GOAL OF THE EXERCISE:
In this exercise, reproduce all the entries that follow exactly.

Figure dataset records
• • • • • • •

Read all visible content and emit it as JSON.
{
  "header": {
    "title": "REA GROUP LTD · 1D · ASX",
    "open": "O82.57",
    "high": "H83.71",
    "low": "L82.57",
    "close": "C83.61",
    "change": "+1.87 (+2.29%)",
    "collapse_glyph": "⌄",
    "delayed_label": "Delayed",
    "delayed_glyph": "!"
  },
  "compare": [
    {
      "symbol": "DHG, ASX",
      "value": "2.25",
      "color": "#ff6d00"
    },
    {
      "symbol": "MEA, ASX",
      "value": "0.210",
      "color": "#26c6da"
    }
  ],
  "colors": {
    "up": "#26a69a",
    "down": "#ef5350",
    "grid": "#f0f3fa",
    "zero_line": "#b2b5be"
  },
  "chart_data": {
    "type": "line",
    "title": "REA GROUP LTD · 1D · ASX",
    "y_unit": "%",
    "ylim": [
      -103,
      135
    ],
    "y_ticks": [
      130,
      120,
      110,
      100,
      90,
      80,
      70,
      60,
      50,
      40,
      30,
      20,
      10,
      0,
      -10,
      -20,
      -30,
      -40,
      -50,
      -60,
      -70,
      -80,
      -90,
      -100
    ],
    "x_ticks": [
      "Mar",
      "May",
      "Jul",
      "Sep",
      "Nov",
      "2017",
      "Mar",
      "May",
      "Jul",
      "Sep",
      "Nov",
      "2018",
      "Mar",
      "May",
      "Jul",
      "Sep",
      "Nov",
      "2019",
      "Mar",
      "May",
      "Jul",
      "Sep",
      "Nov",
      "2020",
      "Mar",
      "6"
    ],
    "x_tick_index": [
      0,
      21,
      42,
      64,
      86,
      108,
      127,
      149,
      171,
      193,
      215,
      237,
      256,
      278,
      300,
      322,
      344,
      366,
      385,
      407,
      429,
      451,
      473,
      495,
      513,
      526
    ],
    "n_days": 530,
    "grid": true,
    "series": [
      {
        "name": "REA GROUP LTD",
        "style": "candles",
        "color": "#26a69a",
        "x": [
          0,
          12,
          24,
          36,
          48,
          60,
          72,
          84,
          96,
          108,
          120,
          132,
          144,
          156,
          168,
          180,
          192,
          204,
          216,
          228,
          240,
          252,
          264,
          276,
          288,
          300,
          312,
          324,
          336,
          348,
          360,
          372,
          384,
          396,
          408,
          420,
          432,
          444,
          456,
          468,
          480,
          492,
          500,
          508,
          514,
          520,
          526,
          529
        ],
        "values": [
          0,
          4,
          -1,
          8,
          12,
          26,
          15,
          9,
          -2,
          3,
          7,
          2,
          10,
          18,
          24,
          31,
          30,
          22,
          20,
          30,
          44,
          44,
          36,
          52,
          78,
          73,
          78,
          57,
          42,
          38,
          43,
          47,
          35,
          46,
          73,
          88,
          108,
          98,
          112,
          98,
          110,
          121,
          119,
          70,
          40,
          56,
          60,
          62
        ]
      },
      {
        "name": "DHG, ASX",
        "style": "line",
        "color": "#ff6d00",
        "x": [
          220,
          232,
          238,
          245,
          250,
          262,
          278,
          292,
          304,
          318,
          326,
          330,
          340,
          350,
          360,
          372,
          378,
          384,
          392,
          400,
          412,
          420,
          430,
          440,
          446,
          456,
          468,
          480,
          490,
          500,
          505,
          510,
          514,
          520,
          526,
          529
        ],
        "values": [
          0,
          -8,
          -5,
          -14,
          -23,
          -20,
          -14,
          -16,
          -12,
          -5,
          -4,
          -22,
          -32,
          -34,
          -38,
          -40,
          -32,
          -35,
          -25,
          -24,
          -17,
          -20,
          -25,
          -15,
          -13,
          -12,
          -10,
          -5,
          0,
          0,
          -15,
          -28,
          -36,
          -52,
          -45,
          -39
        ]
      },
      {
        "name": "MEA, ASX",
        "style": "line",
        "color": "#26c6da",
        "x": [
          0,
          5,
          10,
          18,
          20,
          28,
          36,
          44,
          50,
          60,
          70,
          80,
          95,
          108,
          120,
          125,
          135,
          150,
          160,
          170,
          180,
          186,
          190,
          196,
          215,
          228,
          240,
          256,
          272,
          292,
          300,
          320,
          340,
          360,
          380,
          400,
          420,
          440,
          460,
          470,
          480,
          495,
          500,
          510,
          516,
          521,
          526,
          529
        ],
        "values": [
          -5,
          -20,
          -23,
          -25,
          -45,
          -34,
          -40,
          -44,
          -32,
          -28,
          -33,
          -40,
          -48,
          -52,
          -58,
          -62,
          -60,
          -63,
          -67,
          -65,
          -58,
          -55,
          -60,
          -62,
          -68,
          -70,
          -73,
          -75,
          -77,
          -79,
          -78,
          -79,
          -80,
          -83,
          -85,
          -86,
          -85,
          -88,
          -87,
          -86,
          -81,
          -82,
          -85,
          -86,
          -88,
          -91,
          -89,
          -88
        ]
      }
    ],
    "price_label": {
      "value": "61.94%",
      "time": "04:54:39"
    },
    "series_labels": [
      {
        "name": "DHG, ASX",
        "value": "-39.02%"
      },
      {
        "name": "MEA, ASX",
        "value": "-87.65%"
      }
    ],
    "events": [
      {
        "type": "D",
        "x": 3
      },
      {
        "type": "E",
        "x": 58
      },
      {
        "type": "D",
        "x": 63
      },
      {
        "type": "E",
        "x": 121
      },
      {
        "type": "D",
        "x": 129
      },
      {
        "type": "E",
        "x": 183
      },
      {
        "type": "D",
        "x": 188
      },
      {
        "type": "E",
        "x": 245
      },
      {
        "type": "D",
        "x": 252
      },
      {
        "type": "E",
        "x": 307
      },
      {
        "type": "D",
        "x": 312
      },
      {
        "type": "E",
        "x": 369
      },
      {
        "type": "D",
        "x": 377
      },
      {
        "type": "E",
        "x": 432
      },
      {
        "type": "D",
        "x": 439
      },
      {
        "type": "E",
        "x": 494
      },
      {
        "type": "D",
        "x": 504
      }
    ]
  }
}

• • • • • • •

RESULT OF THE EXERCISE:
Read all visible content and emit it as JSON.
{
  "header": {
    "title": "REA GROUP LTD · 1D · ASX",
    "open": "O82.57",
    "high": "H83.71",
    "low": "L82.57",
    "close": "C83.61",
    "change": "+1.87 (+2.29%)",
    "collapse_glyph": "⌄",
    "delayed_label": "Delayed",
    "delayed_glyph": "!"
  },
  "compare": [
    {
      "symbol": "DHG, ASX",
      "value": "2.25",
      "color": "#ff6d00"
    },
    {
      "symbol": "MEA, ASX",
      "value": "0.210",
      "color": "#26c6da"
    }
  ],
  "colors": {
    "up": "#26a69a",
    "down": "#ef5350",
    "grid": "#f0f3fa",
    "zero_line": "#b2b5be"
  },
  "chart_data": {
    "type": "line",
    "title": "REA GROUP LTD · 1D · ASX",
    "y_unit": "%",
    "ylim": [
      -103,
      135
    ],
    "y_ticks": [
      130,
      120,
      110,
      100,
      90,
      80,
      70,
      60,
      50,
      40,
      30,
      20,
      10,
      0,
      -10,
      -20,
      -30,
      -40,
      -50,
      -60,
      -70,
      -80,
      -90,
      -100
    ],
    "x_ticks": [
      "Mar",
      "May",
      "Jul",
      "Sep",
      "Nov",
      "2017",
      "Mar",
      "May",
      "Jul",
      "Sep",
      "Nov",
      "2018",
      "Mar",
      "May",
      "Jul",
      "Sep",
      "Nov",
      "2019",
      "Mar",
      "May",
      "Jul",
      "Sep",
      "Nov",
      "2020",
      "Mar",
      "6"
    ],
    "x_tick_index": [
      0,
      21,
      42,
      64,
      86,
      108,
      127,
      149,
      171,
      193,
      215,
      237,
      256,
      278,
      300,
      322,
      344,
      366,
      385,
      407,
      429,
      451,
      473,
      495,
      513,
      526
    ],
    "n_days": 530,
    "grid": true,
    "series": [
      {
        "name": "REA GROUP LTD",
        "style": "candles",
        "color": "#26a69a",
        "x": [
          0,
          12,
          24,
          36,
          48,
          60,
          72,
          84,
          96,
          108,
          120,
          132,
          144,
          156,
          168,
          180,
          192,
          204,
          216,
          228,
          240,
          252,
          264,
          276,
          288,
          300,
          312,
          324,
          336,
          348,
          360,
          372,
          384,
          396,
          408,
          420,
          432,
          444,
          456,
          468,
          480,
          492,
          500,
          508,
          514,
          520,
          526,
          529
        ],
        "values": [
          0,
          4,
          -1,
          8,
          12,
          26,
          15,
          9,
          -2,
          3,
          7,
          2,
          10,
          18,
          24,
          31,
          30,
          22,
          20,
          30,
          44,
          44,
          36,
          52,
          78,
          73,
          78,
          57,
          42,
          38,
          43,
          47,
          35,
          46,
          73,
          88,
          108,
          98,
          112,
          98,
          110,
          121,
          119,
          70,
          40,
          56,
          60,
          62
        ]
      },
      {
        "name": "DHG, ASX",
        "style": "line",
        "color": "#ff6d00",
        "x": [
          220,
          232,
          238,
          245,
          250,
          262,
          278,
          292,
          304,
          318,
          326,
          330,
          340,
          350,
          360,
          372,
          378,
          384,
          392,
          400,
          412,
          420,
          430,
          440,
          446,
          456,
          468,
          480,
          490,
          500,
          505,
          510,
          514,
          520,
          526,
          529
        ],
        "values": [
          0,
          -8,
          -5,
          -14,
          -23,
          -20,
          -14,
          -16,
          -12,
          -5,
          -4,
          -22,
          -32,
          -34,
          -38,
          -40,
          -32,
          -35,
          -25,
          -24,
          -17,
          -20,
          -25,
          -15,
          -13,
          -12,
          -10,
          -5,
          0,
          0,
          -15,
          -28,
          -36,
          -52,
          -45,
          -39
        ]
      },
      {
        "name": "MEA, ASX",
        "style": "line",
        "color": "#26c6da",
        "x": [
          0,
          5,
          10,
          18,
          20,
          28,
          36,
          44,
          50,
          60,
          70,
          80,
          95,
          108,
          120,
          125,
          135,
          150,
          160,
          170,
          180,
          186,
          190,
          196,
          215,
          228,
          240,
          256,
          272,
          292,
          300,
          320,
          340,
          360,
          380,
          400,
          420,
          440,
          460,
          470,
          480,
          495,
          500,
          510,
          516,
          521,
          526,
          529
        ],
        "values": [
          -5,
          -20,
          -23,
          -25,
          -45,
          -34,
          -40,
          -44,
          -32,
          -28,
          -33,
          -40,
          -48,
          -52,
          -58,
          -62,
          -60,
          -63,
          -67,
          -65,
          -58,
          -55,
          -60,
          -62,
          -68,
          -70,
          -73,
          -75,
          -77,
          -79,
          -78,
          -79,
          -80,
          -83,
          -85,
          -86,
          -85,
          -88,
          -87,
          -86,
          -81,
          -82,
          -85,
          -86,
          -88,
          -91,
          -89,
          -88
        ]
      }
    ],
    "price_label": {
      "value": "61.94%",
      "time": "04:54:39"
    },
    "series_labels": [
      {
        "name": "DHG, ASX",
        "value": "-39.02%"
      },
      {
        "name": "MEA, ASX",
        "value": "-87.65%"
      }
    ],
    "events": [
      {
        "type": "D",
        "x": 3
      },
      {
        "type": "E",
        "x": 58
      },
      {
        "type": "D",
        "x": 63
      },
      {
        "type": "E",
        "x": 121
      },
      {
        "type": "D",
        "x": 129
      },
      {
        "type": "E",
        "x": 183
      },
      {
        "type": "D",
        "x": 188
      },
      {
        "type": "E",
        "x": 245
      },
      {
        "type": "D",
        "x": 252
      },
      {
        "type": "E",
        "x": 307
      },
      {
        "type": "D",
        "x": 312
      },
      {
        "type": "E",
        "x": 369
      },
      {
        "type": "D",
        "x": 377
      },
      {
        "type": "E",
        "x": 432
      },
      {
        "type": "D",
        "x": 439
      },
      {
        "type": "E",
        "x": 494
      },
      {
        "type": "D",
        "x": 504
      }
    ]
  }
}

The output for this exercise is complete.